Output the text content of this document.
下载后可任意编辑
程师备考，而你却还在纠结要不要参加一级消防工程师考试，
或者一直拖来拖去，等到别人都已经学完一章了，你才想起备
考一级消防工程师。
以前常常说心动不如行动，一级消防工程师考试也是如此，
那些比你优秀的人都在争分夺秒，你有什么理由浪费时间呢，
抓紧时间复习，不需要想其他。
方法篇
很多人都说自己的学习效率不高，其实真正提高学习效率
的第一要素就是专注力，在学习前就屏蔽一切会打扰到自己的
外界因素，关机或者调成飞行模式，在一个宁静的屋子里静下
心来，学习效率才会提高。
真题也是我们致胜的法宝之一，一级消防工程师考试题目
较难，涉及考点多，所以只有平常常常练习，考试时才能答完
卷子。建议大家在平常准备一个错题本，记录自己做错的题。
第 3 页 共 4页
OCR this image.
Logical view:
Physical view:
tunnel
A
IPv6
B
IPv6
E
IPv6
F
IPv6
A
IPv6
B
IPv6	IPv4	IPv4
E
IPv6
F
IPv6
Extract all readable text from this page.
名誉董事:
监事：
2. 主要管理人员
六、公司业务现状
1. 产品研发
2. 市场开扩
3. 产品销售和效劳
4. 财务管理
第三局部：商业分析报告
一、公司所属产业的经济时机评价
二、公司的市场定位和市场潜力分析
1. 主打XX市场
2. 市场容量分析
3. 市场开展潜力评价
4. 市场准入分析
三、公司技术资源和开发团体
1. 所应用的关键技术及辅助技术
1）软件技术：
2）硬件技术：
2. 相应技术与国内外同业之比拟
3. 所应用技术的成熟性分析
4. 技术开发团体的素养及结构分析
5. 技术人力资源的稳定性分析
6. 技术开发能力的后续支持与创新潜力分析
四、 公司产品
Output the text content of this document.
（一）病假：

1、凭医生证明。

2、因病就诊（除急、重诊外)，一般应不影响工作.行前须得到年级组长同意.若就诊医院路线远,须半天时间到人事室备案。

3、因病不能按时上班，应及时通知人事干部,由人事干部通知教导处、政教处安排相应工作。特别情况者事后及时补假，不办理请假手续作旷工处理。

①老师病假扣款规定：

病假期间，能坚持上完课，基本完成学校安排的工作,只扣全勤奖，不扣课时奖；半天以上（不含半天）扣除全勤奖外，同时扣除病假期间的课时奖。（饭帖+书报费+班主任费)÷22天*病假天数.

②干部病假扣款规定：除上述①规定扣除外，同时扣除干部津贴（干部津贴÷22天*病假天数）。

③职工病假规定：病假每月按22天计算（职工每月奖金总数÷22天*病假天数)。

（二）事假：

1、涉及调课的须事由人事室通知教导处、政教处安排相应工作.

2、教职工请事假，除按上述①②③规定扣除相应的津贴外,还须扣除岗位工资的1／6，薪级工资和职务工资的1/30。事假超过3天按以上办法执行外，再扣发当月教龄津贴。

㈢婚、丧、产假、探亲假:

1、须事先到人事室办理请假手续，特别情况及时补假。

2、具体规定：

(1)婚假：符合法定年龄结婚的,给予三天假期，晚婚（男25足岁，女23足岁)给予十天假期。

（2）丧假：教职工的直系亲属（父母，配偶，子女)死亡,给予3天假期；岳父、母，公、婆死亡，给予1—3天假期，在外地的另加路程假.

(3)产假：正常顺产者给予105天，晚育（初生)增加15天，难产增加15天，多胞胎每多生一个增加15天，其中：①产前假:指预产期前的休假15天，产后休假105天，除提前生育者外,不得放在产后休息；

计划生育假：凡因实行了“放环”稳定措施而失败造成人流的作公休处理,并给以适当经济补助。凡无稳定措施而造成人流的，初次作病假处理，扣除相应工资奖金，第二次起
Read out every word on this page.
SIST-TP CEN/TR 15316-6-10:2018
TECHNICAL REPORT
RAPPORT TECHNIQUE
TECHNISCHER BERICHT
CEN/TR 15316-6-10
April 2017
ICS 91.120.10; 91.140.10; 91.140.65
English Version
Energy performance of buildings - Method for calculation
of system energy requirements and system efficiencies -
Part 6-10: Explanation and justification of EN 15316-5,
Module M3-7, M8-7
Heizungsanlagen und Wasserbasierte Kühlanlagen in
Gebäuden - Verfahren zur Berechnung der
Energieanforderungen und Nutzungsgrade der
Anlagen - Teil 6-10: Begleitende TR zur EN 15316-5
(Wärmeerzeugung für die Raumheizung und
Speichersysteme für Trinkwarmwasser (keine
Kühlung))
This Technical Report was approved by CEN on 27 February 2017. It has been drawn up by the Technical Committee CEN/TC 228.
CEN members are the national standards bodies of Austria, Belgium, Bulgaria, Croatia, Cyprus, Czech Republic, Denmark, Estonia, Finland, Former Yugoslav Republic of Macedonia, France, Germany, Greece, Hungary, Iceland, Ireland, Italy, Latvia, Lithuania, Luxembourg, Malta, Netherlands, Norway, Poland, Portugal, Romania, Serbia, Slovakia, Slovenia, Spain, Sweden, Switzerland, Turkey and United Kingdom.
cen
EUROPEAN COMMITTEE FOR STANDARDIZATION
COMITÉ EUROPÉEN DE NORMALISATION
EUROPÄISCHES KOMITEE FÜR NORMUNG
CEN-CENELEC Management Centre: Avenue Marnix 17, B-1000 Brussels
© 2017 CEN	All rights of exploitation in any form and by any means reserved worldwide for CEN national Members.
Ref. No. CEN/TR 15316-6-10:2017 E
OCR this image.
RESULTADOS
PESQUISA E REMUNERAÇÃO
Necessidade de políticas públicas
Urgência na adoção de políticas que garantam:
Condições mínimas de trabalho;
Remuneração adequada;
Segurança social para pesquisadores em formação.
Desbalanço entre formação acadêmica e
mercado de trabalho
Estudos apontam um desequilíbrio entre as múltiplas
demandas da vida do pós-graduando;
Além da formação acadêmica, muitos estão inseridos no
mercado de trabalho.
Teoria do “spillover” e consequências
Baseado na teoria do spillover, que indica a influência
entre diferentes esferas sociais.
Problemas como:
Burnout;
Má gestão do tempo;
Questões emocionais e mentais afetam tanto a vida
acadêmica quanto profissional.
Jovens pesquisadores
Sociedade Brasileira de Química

_ _ _

Requirement ::
Word for word, write out all of the data above.

Result of the exercise ::
Output the text content of this document.
下载后可任意编辑
程师备考，而你却还在纠结要不要参加一级消防工程师考试，
或者一直拖来拖去，等到别人都已经学完一章了，你才想起备
考一级消防工程师。
以前常常说心动不如行动，一级消防工程师考试也是如此，
那些比你优秀的人都在争分夺秒，你有什么理由浪费时间呢，
抓紧时间复习，不需要想其他。
方法篇
很多人都说自己的学习效率不高，其实真正提高学习效率
的第一要素就是专注力，在学习前就屏蔽一切会打扰到自己的
外界因素，关机或者调成飞行模式，在一个宁静的屋子里静下
心来，学习效率才会提高。
真题也是我们致胜的法宝之一，一级消防工程师考试题目
较难，涉及考点多，所以只有平常常常练习，考试时才能答完
卷子。建议大家在平常准备一个错题本，记录自己做错的题。
第 3 页 共 4页
OCR this image.
Logical view:
Physical view:
tunnel
A
IPv6
B
IPv6
E
IPv6
F
IPv6
A
IPv6
B
IPv6	IPv4	IPv4
E
IPv6
F
IPv6
Extract all readable text from this page.
名誉董事:
监事：
2. 主要管理人员
六、公司业务现状
1. 产品研发
2. 市场开扩
3. 产品销售和效劳
4. 财务管理
第三局部：商业分析报告
一、公司所属产业的经济时机评价
二、公司的市场定位和市场潜力分析
1. 主打XX市场
2. 市场容量分析
3. 市场开展潜力评价
4. 市场准入分析
三、公司技术资源和开发团体
1. 所应用的关键技术及辅助技术
1）软件技术：
2）硬件技术：
2. 相应技术与国内外同业之比拟
3. 所应用技术的成熟性分析
4. 技术开发团体的素养及结构分析
5. 技术人力资源的稳定性分析
6. 技术开发能力的后续支持与创新潜力分析
四、 公司产品
Output the text content of this document.
（一）病假：

1、凭医生证明。

2、因病就诊（除急、重诊外)，一般应不影响工作.行前须得到年级组长同意.若就诊医院路线远,须半天时间到人事室备案。

3、因病不能按时上班，应及时通知人事干部,由人事干部通知教导处、政教处安排相应工作。特别情况者事后及时补假，不办理请假手续作旷工处理。

①老师病假扣款规定：

病假期间，能坚持上完课，基本完成学校安排的工作,只扣全勤奖，不扣课时奖；半天以上（不含半天）扣除全勤奖外，同时扣除病假期间的课时奖。（饭帖+书报费+班主任费)÷22天*病假天数.

②干部病假扣款规定：除上述①规定扣除外，同时扣除干部津贴（干部津贴÷22天*病假天数）。

③职工病假规定：病假每月按22天计算（职工每月奖金总数÷22天*病假天数)。

（二）事假：

1、涉及调课的须事由人事室通知教导处、政教处安排相应工作.

2、教职工请事假，除按上述①②③规定扣除相应的津贴外,还须扣除岗位工资的1／6，薪级工资和职务工资的1/30。事假超过3天按以上办法执行外，再扣发当月教龄津贴。

㈢婚、丧、产假、探亲假:

1、须事先到人事室办理请假手续，特别情况及时补假。

2、具体规定：

(1)婚假：符合法定年龄结婚的,给予三天假期，晚婚（男25足岁，女23足岁)给予十天假期。

（2）丧假：教职工的直系亲属（父母，配偶，子女)死亡,给予3天假期；岳父、母，公、婆死亡，给予1—3天假期，在外地的另加路程假.

(3)产假：正常顺产者给予105天，晚育（初生)增加15天，难产增加15天，多胞胎每多生一个增加15天，其中：①产前假:指预产期前的休假15天，产后休假105天，除提前生育者外,不得放在产后休息；

计划生育假：凡因实行了“放环”稳定措施而失败造成人流的作公休处理,并给以适当经济补助。凡无稳定措施而造成人流的，初次作病假处理，扣除相应工资奖金，第二次起
Read out every word on this page.
SIST-TP CEN/TR 15316-6-10:2018
TECHNICAL REPORT
RAPPORT TECHNIQUE
TECHNISCHER BERICHT
CEN/TR 15316-6-10
April 2017
ICS 91.120.10; 91.140.10; 91.140.65
English Version
Energy performance of buildings - Method for calculation
of system energy requirements and system efficiencies -
Part 6-10: Explanation and justification of EN 15316-5,
Module M3-7, M8-7
Heizungsanlagen und Wasserbasierte Kühlanlagen in
Gebäuden - Verfahren zur Berechnung der
Energieanforderungen und Nutzungsgrade der
Anlagen - Teil 6-10: Begleitende TR zur EN 15316-5
(Wärmeerzeugung für die Raumheizung und
Speichersysteme für Trinkwarmwasser (keine
Kühlung))
This Technical Report was approved by CEN on 27 February 2017. It has been drawn up by the Technical Committee CEN/TC 228.
CEN members are the national standards bodies of Austria, Belgium, Bulgaria, Croatia, Cyprus, Czech Republic, Denmark, Estonia, Finland, Former Yugoslav Republic of Macedonia, France, Germany, Greece, Hungary, Iceland, Ireland, Italy, Latvia, Lithuania, Luxembourg, Malta, Netherlands, Norway, Poland, Portugal, Romania, Serbia, Slovakia, Slovenia, Spain, Sweden, Switzerland, Turkey and United Kingdom.
cen
EUROPEAN COMMITTEE FOR STANDARDIZATION
COMITÉ EUROPÉEN DE NORMALISATION
EUROPÄISCHES KOMITEE FÜR NORMUNG
CEN-CENELEC Management Centre: Avenue Marnix 17, B-1000 Brussels
© 2017 CEN	All rights of exploitation in any form and by any means reserved worldwide for CEN national Members.
Ref. No. CEN/TR 15316-6-10:2017 E
OCR this image.
RESULTADOS
PESQUISA E REMUNERAÇÃO
Necessidade de políticas públicas
Urgência na adoção de políticas que garantam:
Condições mínimas de trabalho;
Remuneração adequada;
Segurança social para pesquisadores em formação.
Desbalanço entre formação acadêmica e
mercado de trabalho
Estudos apontam um desequilíbrio entre as múltiplas
demandas da vida do pós-graduando;
Além da formação acadêmica, muitos estão inseridos no
mercado de trabalho.
Teoria do “spillover” e consequências
Baseado na teoria do spillover, que indica a influência
entre diferentes esferas sociais.
Problemas como:
Burnout;
Má gestão do tempo;
Questões emocionais e mentais afetam tanto a vida
acadêmica quanto profissional.
Jovens pesquisadores
Sociedade Brasileira de Química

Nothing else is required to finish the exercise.